Work instructions → State how many lines contain "государственной", and write nothing except that count.
* START *
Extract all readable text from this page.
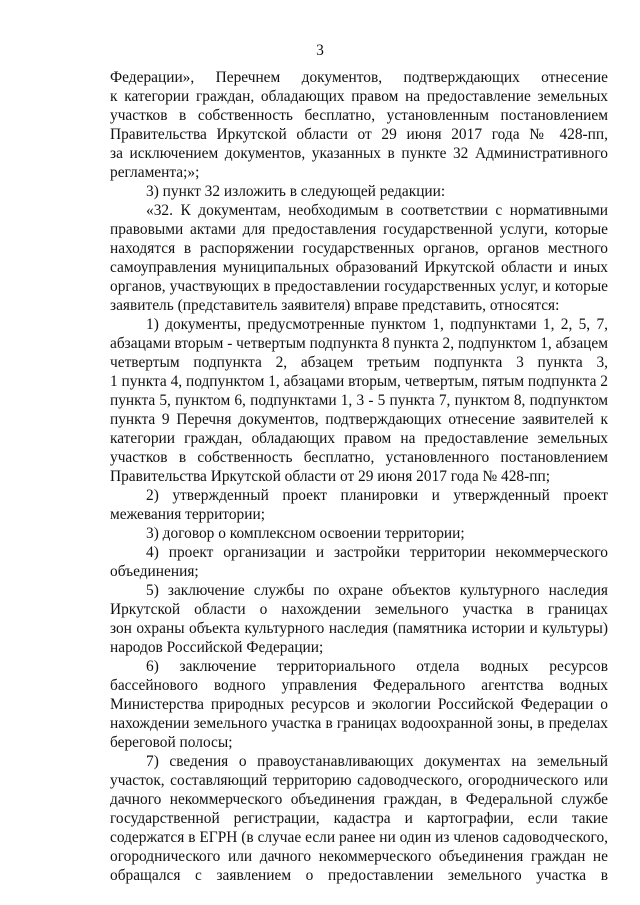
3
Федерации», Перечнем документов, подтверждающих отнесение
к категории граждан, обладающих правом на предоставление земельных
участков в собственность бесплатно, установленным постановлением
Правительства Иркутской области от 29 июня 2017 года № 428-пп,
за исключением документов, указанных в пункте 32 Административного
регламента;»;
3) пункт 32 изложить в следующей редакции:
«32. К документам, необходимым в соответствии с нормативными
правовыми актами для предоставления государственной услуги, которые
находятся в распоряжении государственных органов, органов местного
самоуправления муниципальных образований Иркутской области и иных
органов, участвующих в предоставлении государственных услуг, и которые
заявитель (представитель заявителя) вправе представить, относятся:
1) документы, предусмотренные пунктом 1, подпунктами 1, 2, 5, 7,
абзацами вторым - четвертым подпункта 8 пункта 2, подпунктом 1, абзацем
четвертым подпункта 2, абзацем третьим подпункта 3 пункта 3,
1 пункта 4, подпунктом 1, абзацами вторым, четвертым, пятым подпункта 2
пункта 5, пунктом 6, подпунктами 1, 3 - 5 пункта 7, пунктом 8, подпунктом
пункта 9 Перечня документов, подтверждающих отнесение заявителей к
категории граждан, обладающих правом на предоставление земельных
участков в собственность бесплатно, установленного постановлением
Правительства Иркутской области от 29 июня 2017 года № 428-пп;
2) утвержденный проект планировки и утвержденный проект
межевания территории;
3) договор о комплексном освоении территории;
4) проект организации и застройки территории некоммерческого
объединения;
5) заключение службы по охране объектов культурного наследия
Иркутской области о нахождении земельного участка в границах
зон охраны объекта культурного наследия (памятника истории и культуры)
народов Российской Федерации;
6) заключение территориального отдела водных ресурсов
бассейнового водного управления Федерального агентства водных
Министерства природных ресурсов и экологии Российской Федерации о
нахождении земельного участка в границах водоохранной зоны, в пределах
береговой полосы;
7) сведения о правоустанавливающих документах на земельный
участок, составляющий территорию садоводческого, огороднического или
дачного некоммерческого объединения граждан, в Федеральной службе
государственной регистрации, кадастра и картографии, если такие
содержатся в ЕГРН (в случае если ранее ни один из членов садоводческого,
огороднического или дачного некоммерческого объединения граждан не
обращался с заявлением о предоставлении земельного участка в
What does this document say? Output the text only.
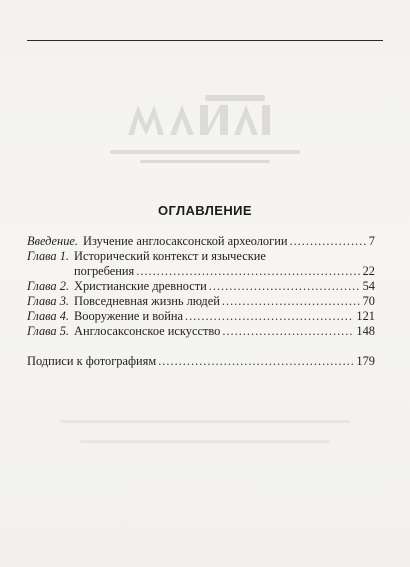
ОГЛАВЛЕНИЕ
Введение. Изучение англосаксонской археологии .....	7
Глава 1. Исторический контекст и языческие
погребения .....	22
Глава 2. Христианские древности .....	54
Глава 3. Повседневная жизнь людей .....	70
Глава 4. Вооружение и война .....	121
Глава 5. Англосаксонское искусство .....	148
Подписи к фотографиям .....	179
* END *
* START *
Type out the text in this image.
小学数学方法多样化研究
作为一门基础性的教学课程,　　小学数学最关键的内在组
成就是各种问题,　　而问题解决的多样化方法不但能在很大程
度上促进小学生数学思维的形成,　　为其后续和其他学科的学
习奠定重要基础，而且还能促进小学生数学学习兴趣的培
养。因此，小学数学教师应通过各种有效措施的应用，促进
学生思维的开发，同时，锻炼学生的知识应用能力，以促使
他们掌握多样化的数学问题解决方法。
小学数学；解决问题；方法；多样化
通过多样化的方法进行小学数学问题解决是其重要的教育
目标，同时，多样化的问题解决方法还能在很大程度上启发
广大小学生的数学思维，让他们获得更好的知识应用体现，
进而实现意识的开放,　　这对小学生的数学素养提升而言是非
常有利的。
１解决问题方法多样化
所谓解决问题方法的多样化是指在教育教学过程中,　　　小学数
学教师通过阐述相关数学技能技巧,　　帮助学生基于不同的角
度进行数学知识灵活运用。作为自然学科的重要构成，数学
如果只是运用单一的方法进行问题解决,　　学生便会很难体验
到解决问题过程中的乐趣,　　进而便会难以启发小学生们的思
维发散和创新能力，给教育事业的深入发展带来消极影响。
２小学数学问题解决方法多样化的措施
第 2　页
* END *
Answer to this problem → 2